_Brief_
Copy out all the lines where "JSON" shows up.

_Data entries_
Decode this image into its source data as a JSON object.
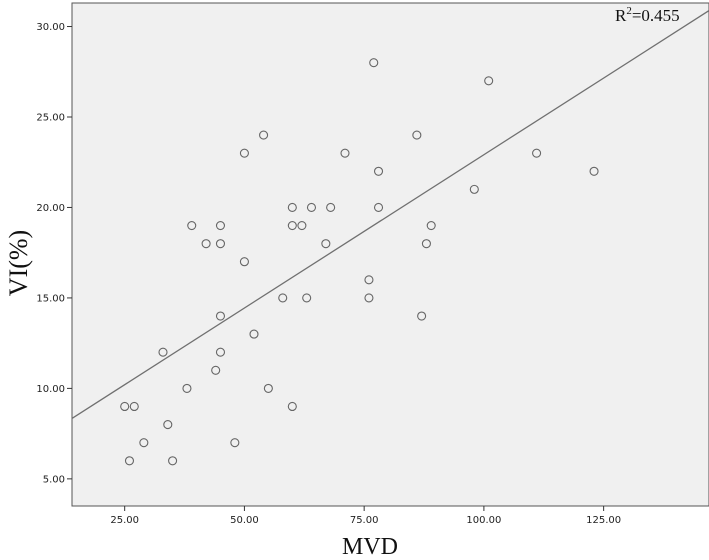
{
  "chart_data": {
    "type": "scatter",
    "xlabel": "MVD",
    "ylabel": "VI(%)",
    "xlim": [
      14,
      147
    ],
    "ylim": [
      3.5,
      31.3
    ],
    "xticks": [
      25,
      50,
      75,
      100,
      125
    ],
    "yticks": [
      5,
      10,
      15,
      20,
      25,
      30
    ],
    "xtick_labels": [
      "25.00",
      "50.00",
      "75.00",
      "100.00",
      "125.00"
    ],
    "ytick_labels": [
      "5.00",
      "10.00",
      "15.00",
      "20.00",
      "25.00",
      "30.00"
    ],
    "annotation": {
      "label": "R",
      "sup": "2",
      "value": "=0.455"
    },
    "fit_line": {
      "x": [
        14,
        147
      ],
      "y": [
        8.34,
        30.88
      ]
    },
    "grid": false,
    "plot_background": "#f0f0f0",
    "marker_color": "#666666",
    "line_color": "#707070",
    "points": [
      {
        "x": 25,
        "y": 9
      },
      {
        "x": 27,
        "y": 9
      },
      {
        "x": 26,
        "y": 6
      },
      {
        "x": 29,
        "y": 7
      },
      {
        "x": 33,
        "y": 12
      },
      {
        "x": 34,
        "y": 8
      },
      {
        "x": 35,
        "y": 6
      },
      {
        "x": 38,
        "y": 10
      },
      {
        "x": 39,
        "y": 19
      },
      {
        "x": 42,
        "y": 18
      },
      {
        "x": 44,
        "y": 11
      },
      {
        "x": 45,
        "y": 12
      },
      {
        "x": 45,
        "y": 14
      },
      {
        "x": 45,
        "y": 18
      },
      {
        "x": 45,
        "y": 19
      },
      {
        "x": 48,
        "y": 7
      },
      {
        "x": 50,
        "y": 17
      },
      {
        "x": 50,
        "y": 23
      },
      {
        "x": 52,
        "y": 13
      },
      {
        "x": 54,
        "y": 24
      },
      {
        "x": 55,
        "y": 10
      },
      {
        "x": 58,
        "y": 15
      },
      {
        "x": 60,
        "y": 9
      },
      {
        "x": 60,
        "y": 19
      },
      {
        "x": 60,
        "y": 20
      },
      {
        "x": 62,
        "y": 19
      },
      {
        "x": 63,
        "y": 15
      },
      {
        "x": 64,
        "y": 20
      },
      {
        "x": 67,
        "y": 18
      },
      {
        "x": 68,
        "y": 20
      },
      {
        "x": 71,
        "y": 23
      },
      {
        "x": 76,
        "y": 15
      },
      {
        "x": 76,
        "y": 16
      },
      {
        "x": 77,
        "y": 28
      },
      {
        "x": 78,
        "y": 20
      },
      {
        "x": 78,
        "y": 22
      },
      {
        "x": 86,
        "y": 24
      },
      {
        "x": 87,
        "y": 14
      },
      {
        "x": 88,
        "y": 18
      },
      {
        "x": 89,
        "y": 19
      },
      {
        "x": 98,
        "y": 21
      },
      {
        "x": 101,
        "y": 27
      },
      {
        "x": 111,
        "y": 23
      },
      {
        "x": 123,
        "y": 22
      }
    ]
  }
}
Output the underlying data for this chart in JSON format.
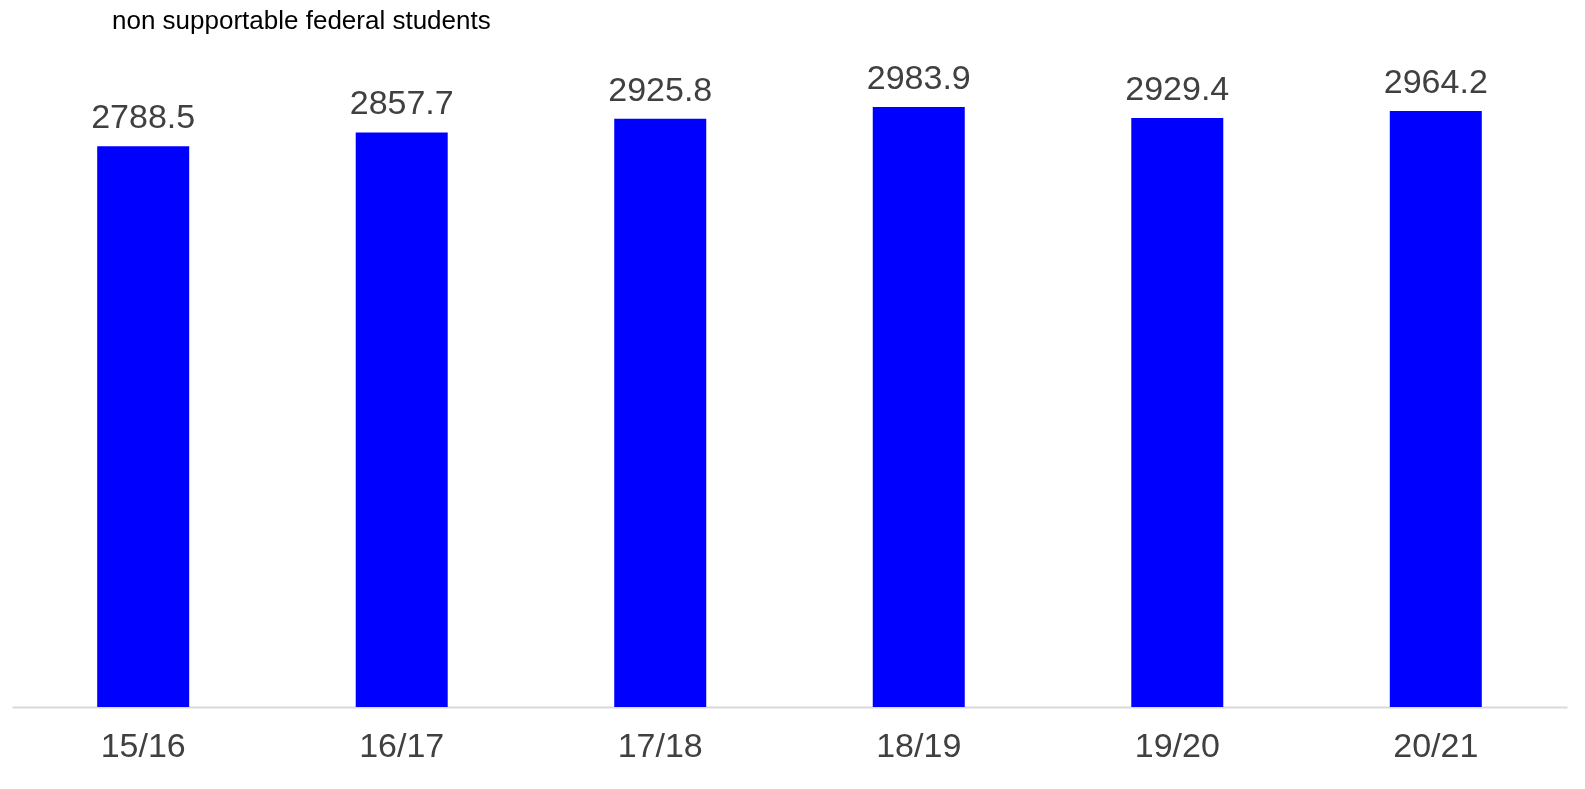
{
  "chart_data": {
    "type": "bar",
    "title": "non supportable federal students",
    "categories": [
      "15/16",
      "16/17",
      "17/18",
      "18/19",
      "19/20",
      "20/21"
    ],
    "values": [
      2788.5,
      2857.7,
      2925.8,
      2983.9,
      2929.4,
      2964.2
    ],
    "color": "#0000ff",
    "data_labels": true
  }
}
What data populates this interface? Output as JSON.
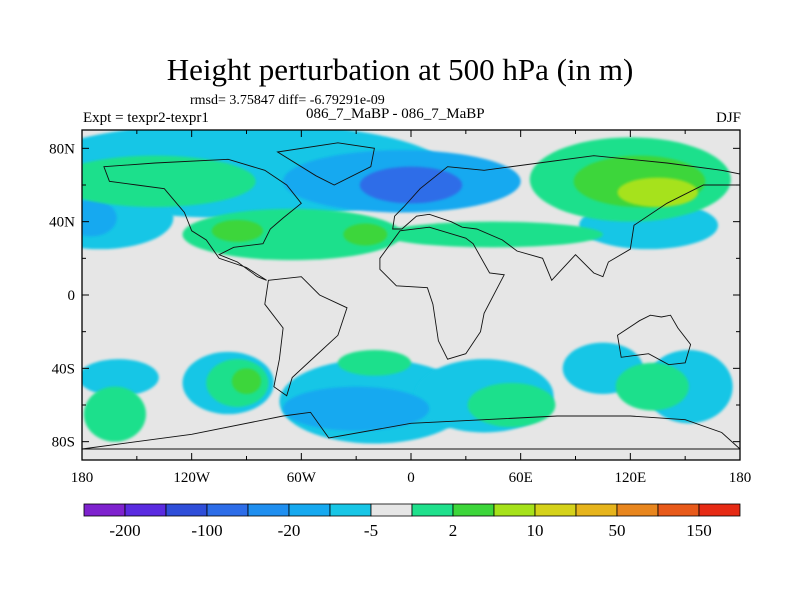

_Answer in full_
Decode this image into its source data as a JSON object.
Output the underlying data for this chart in JSON format.
What data populates this interface? Output as JSON.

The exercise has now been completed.